RECORDS SHOWN:

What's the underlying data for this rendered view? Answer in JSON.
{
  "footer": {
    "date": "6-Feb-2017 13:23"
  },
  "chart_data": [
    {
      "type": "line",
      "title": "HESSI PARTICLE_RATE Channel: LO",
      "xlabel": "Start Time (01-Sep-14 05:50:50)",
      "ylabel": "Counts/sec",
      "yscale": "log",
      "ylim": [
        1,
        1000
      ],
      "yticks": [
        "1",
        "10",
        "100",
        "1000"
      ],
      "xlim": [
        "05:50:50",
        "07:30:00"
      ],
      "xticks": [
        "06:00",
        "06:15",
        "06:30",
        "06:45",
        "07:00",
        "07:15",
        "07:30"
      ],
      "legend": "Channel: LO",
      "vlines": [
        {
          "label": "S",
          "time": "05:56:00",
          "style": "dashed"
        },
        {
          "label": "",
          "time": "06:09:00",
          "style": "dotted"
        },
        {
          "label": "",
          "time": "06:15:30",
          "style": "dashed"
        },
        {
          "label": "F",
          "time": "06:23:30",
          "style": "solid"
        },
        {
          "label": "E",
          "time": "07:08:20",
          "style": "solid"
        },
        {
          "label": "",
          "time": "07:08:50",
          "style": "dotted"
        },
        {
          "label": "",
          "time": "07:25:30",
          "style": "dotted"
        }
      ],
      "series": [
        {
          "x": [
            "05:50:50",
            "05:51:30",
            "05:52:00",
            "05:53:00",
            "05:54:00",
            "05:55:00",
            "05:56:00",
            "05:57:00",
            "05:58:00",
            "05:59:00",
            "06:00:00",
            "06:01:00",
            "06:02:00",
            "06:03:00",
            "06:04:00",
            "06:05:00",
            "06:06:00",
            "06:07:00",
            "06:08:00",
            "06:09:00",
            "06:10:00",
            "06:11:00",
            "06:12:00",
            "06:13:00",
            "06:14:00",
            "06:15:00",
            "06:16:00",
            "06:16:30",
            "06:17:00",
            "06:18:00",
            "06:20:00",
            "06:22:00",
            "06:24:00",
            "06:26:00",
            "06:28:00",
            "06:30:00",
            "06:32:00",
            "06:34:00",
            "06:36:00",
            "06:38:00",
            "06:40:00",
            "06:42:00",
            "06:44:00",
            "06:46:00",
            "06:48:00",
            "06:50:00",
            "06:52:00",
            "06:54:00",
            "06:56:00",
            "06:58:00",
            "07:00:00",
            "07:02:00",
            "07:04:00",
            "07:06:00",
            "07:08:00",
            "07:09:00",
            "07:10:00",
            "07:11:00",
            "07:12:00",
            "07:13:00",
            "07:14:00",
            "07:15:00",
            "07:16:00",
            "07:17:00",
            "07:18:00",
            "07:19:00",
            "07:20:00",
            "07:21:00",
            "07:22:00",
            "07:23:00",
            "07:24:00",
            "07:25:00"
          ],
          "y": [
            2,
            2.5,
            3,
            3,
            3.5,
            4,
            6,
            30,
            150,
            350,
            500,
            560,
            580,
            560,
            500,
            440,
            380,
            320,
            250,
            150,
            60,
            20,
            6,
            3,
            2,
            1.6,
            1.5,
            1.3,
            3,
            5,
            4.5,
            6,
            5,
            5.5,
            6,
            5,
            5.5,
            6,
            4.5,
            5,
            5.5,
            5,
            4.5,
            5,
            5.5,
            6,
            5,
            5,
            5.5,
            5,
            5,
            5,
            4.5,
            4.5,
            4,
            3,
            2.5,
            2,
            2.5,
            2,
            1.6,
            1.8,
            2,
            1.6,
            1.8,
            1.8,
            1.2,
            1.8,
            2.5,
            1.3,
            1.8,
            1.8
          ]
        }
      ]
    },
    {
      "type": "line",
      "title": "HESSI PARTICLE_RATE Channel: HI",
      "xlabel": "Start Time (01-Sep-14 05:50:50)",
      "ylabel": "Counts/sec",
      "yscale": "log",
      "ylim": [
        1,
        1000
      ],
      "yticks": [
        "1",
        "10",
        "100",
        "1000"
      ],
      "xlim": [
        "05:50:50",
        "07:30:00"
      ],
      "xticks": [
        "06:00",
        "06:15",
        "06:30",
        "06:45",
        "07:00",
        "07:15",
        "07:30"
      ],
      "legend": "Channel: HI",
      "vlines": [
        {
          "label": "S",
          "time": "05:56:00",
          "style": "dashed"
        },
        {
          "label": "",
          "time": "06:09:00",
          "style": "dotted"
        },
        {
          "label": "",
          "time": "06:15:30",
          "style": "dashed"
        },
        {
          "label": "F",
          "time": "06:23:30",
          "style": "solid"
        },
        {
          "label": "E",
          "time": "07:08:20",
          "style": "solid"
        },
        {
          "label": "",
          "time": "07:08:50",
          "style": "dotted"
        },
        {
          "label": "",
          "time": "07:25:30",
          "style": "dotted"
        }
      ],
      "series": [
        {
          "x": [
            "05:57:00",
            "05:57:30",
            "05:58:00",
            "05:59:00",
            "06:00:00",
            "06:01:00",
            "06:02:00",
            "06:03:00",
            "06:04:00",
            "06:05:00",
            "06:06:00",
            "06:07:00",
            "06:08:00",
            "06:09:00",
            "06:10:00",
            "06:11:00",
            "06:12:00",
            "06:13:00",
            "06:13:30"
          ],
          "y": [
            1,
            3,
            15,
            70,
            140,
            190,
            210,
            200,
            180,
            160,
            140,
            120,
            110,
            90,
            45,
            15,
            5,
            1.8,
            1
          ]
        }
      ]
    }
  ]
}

CHALLENGE: Select, from the listing, all lines that include the word "legend".

THE RESPONSE:
      "legend": "Channel: LO",
      "legend": "Channel: HI",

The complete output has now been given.